WRITTEN TASK:
Reproduce every entry in the listing without alteration.

PROVIDED RECORDS:
## Begin
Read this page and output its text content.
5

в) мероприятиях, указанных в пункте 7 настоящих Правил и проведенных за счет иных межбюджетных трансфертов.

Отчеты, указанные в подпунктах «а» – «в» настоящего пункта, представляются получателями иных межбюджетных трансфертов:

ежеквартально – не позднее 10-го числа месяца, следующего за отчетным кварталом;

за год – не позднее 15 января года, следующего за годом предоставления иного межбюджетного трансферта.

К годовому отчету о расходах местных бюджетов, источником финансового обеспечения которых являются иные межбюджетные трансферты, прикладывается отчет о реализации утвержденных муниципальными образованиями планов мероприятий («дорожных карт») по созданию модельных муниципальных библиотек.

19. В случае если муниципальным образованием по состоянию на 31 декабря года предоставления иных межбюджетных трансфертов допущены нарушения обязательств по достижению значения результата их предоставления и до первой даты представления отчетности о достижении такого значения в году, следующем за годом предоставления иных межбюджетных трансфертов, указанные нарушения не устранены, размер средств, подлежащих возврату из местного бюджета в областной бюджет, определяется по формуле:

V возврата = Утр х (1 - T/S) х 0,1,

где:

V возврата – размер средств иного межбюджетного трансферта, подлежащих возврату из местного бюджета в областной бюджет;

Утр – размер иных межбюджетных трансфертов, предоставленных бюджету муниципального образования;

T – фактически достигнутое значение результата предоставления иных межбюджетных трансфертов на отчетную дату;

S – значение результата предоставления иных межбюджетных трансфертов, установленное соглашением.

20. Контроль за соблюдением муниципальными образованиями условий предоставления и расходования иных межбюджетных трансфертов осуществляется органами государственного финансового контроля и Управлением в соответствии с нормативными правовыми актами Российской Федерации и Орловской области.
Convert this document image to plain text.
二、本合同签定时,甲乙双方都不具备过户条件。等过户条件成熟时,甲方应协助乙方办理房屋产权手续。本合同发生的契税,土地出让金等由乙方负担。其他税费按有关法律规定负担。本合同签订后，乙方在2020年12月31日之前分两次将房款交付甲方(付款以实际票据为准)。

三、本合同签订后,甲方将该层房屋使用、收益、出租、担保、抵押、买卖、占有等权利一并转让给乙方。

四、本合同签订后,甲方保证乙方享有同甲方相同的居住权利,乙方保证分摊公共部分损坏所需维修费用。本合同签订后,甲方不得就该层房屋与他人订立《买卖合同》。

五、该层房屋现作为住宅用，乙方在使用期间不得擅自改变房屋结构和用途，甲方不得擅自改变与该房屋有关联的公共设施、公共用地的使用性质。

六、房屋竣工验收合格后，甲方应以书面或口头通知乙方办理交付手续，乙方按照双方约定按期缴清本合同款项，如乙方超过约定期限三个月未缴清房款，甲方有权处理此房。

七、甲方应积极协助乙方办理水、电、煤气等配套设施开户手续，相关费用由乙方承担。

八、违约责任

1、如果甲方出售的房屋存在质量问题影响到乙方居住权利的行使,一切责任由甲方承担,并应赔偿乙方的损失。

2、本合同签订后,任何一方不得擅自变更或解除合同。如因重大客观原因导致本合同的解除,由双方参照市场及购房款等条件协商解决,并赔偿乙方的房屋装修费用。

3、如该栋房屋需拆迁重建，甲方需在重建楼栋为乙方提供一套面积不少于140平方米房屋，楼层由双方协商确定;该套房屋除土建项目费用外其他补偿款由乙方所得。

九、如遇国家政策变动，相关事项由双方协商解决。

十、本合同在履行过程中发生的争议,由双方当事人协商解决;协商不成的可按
## End
WRITTEN SOLUTION:
Read this page and output its text content.
5

в) мероприятиях, указанных в пункте 7 настоящих Правил и проведенных за счет иных межбюджетных трансфертов.

Отчеты, указанные в подпунктах «а» – «в» настоящего пункта, представляются получателями иных межбюджетных трансфертов:

ежеквартально – не позднее 10-го числа месяца, следующего за отчетным кварталом;

за год – не позднее 15 января года, следующего за годом предоставления иного межбюджетного трансферта.

К годовому отчету о расходах местных бюджетов, источником финансового обеспечения которых являются иные межбюджетные трансферты, прикладывается отчет о реализации утвержденных муниципальными образованиями планов мероприятий («дорожных карт») по созданию модельных муниципальных библиотек.

19. В случае если муниципальным образованием по состоянию на 31 декабря года предоставления иных межбюджетных трансфертов допущены нарушения обязательств по достижению значения результата их предоставления и до первой даты представления отчетности о достижении такого значения в году, следующем за годом предоставления иных межбюджетных трансфертов, указанные нарушения не устранены, размер средств, подлежащих возврату из местного бюджета в областной бюджет, определяется по формуле:

V возврата = Утр х (1 - T/S) х 0,1,

где:

V возврата – размер средств иного межбюджетного трансферта, подлежащих возврату из местного бюджета в областной бюджет;

Утр – размер иных межбюджетных трансфертов, предоставленных бюджету муниципального образования;

T – фактически достигнутое значение результата предоставления иных межбюджетных трансфертов на отчетную дату;

S – значение результата предоставления иных межбюджетных трансфертов, установленное соглашением.

20. Контроль за соблюдением муниципальными образованиями условий предоставления и расходования иных межбюджетных трансфертов осуществляется органами государственного финансового контроля и Управлением в соответствии с нормативными правовыми актами Российской Федерации и Орловской области.
Convert this document image to plain text.
二、本合同签定时,甲乙双方都不具备过户条件。等过户条件成熟时,甲方应协助乙方办理房屋产权手续。本合同发生的契税,土地出让金等由乙方负担。其他税费按有关法律规定负担。本合同签订后，乙方在2020年12月31日之前分两次将房款交付甲方(付款以实际票据为准)。

三、本合同签订后,甲方将该层房屋使用、收益、出租、担保、抵押、买卖、占有等权利一并转让给乙方。

四、本合同签订后,甲方保证乙方享有同甲方相同的居住权利,乙方保证分摊公共部分损坏所需维修费用。本合同签订后,甲方不得就该层房屋与他人订立《买卖合同》。

五、该层房屋现作为住宅用，乙方在使用期间不得擅自改变房屋结构和用途，甲方不得擅自改变与该房屋有关联的公共设施、公共用地的使用性质。

六、房屋竣工验收合格后，甲方应以书面或口头通知乙方办理交付手续，乙方按照双方约定按期缴清本合同款项，如乙方超过约定期限三个月未缴清房款，甲方有权处理此房。

七、甲方应积极协助乙方办理水、电、煤气等配套设施开户手续，相关费用由乙方承担。

八、违约责任

1、如果甲方出售的房屋存在质量问题影响到乙方居住权利的行使,一切责任由甲方承担,并应赔偿乙方的损失。

2、本合同签订后,任何一方不得擅自变更或解除合同。如因重大客观原因导致本合同的解除,由双方参照市场及购房款等条件协商解决,并赔偿乙方的房屋装修费用。

3、如该栋房屋需拆迁重建，甲方需在重建楼栋为乙方提供一套面积不少于140平方米房屋，楼层由双方协商确定;该套房屋除土建项目费用外其他补偿款由乙方所得。

九、如遇国家政策变动，相关事项由双方协商解决。

十、本合同在履行过程中发生的争议,由双方当事人协商解决;协商不成的可按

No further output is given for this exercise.